### [WHAT YOU ARE ASKED TO DO]
In the listing below, locate the lines that hold the string "Referência". Copy those lines.

### [GIVEN DATA]
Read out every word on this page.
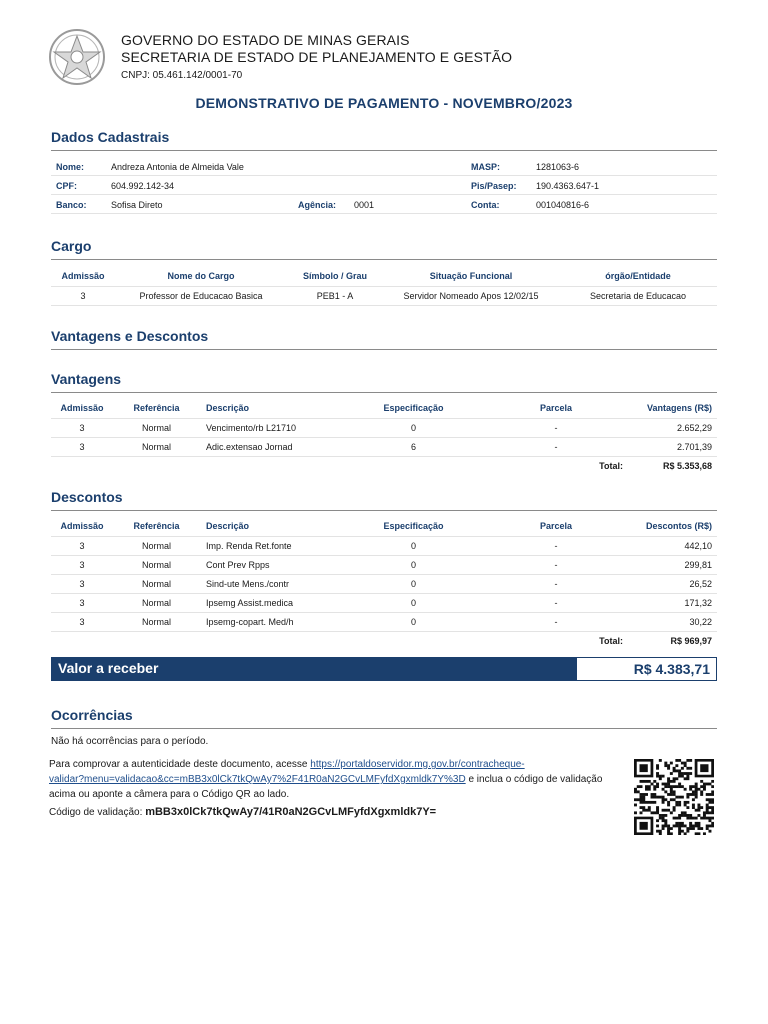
GOVERNO DO ESTADO DE MINAS GERAIS
SECRETARIA DE ESTADO DE PLANEJAMENTO E GESTÃO
CNPJ: 05.461.142/0001-70
DEMONSTRATIVO DE PAGAMENTO - NOVEMBRO/2023
Dados Cadastrais
Nome:	Andreza Antonia de Almeida Vale	MASP:	1281063-6
CPF:	604.992.142-34	Pis/Pasep: 190.4363.647-1
Banco:	Sofisa Direto	Agência: 0001	Conta:	001040816-6
Cargo
Admissão	Nome do Cargo	Símbolo / Grau	Situação Funcional	órgão/Entidade
3	Professor de Educacao Basica	PEB1 - A	Servidor Nomeado Apos 12/02/15	Secretaria de Educacao
Vantagens e Descontos
Vantagens
Admissão	Referência	Descrição	Especificação	Parcela	Vantagens (R$)
3	Normal	Vencimento/rb L21710	0	-	2.652,29
3	Normal	Adic.extensao Jornad	6	-	2.701,39
				Total:	R$ 5.353,68
Descontos
Admissão	Referência	Descrição	Especificação	Parcela	Descontos (R$)
3	Normal	Imp. Renda Ret.fonte	0	-	442,10
3	Normal	Cont Prev Rpps	0	-	299,81
3	Normal	Sind-ute Mens./contr	0	-	26,52
3	Normal	Ipsemg Assist.medica	0	-	171,32
3	Normal	Ipsemg-copart. Med/h	0	-	30,22
				Total:	R$ 969,97
Valor a receber	R$ 4.383,71
Ocorrências
Não há ocorrências para o período.
Para comprovar a autenticidade deste documento, acesse https://portaldoservidor.mg.gov.br/contracheque-
validar?menu=validacao&cc=mBB3x0lCk7tkQwAy7%2F41R0aN2GCvLMFyfdXgxmldk7Y%3D e inclua o código de validação
acima ou aponte a câmera para o Código QR ao lado.
Código de validação: mBB3x0lCk7tkQwAy7/41R0aN2GCvLMFyfdXgxmldk7Y=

### [EXERCISE OUTPUT]
Admissão	Referência	Descrição	Especificação	Parcela	Vantagens (R$)
Admissão	Referência	Descrição	Especificação	Parcela	Descontos (R$)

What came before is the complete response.